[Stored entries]
[start]

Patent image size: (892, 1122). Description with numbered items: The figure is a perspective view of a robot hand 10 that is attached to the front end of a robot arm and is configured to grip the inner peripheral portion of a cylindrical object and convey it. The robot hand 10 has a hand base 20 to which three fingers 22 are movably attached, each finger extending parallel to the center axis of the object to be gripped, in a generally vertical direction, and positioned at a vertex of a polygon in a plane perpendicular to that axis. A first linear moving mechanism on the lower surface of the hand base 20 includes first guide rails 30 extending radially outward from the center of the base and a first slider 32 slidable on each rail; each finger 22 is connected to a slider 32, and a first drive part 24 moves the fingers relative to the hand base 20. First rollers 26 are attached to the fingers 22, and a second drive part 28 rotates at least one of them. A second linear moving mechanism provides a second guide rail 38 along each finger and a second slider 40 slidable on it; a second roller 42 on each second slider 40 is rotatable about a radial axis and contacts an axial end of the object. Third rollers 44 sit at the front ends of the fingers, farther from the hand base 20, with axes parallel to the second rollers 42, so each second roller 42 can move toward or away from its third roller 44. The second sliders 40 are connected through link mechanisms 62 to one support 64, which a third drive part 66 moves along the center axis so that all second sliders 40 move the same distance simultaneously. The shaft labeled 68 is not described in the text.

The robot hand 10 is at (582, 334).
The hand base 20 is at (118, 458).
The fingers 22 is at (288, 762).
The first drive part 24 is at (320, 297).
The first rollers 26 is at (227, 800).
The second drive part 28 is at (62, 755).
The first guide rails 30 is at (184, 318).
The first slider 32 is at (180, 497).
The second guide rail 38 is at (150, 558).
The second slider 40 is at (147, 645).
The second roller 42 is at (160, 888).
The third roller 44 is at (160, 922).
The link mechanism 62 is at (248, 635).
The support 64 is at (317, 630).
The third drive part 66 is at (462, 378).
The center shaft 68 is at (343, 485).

[end]

## [Stated goal]
Quote the rows above word for word, beginning with the first line and ending with the line that contains "The fingers 22 is at (288, 762).", including that line.

## [Task result]
Patent image size: (892, 1122). Description with numbered items: The figure is a perspective view of a robot hand 10 that is attached to the front end of a robot arm and is configured to grip the inner peripheral portion of a cylindrical object and convey it. The robot hand 10 has a hand base 20 to which three fingers 22 are movably attached, each finger extending parallel to the center axis of the object to be gripped, in a generally vertical direction, and positioned at a vertex of a polygon in a plane perpendicular to that axis. A first linear moving mechanism on the lower surface of the hand base 20 includes first guide rails 30 extending radially outward from the center of the base and a first slider 32 slidable on each rail; each finger 22 is connected to a slider 32, and a first drive part 24 moves the fingers relative to the hand base 20. First rollers 26 are attached to the fingers 22, and a second drive part 28 rotates at least one of them. A second linear moving mechanism provides a second guide rail 38 along each finger and a second slider 40 slidable on it; a second roller 42 on each second slider 40 is rotatable about a radial axis and contacts an axial end of the object. Third rollers 44 sit at the front ends of the fingers, farther from the hand base 20, with axes parallel to the second rollers 42, so each second roller 42 can move toward or away from its third roller 44. The second sliders 40 are connected through link mechanisms 62 to one support 64, which a third drive part 66 moves along the center axis so that all second sliders 40 move the same distance simultaneously. The shaft labeled 68 is not described in the text.

The robot hand 10 is at (582, 334).
The hand base 20 is at (118, 458).
The fingers 22 is at (288, 762).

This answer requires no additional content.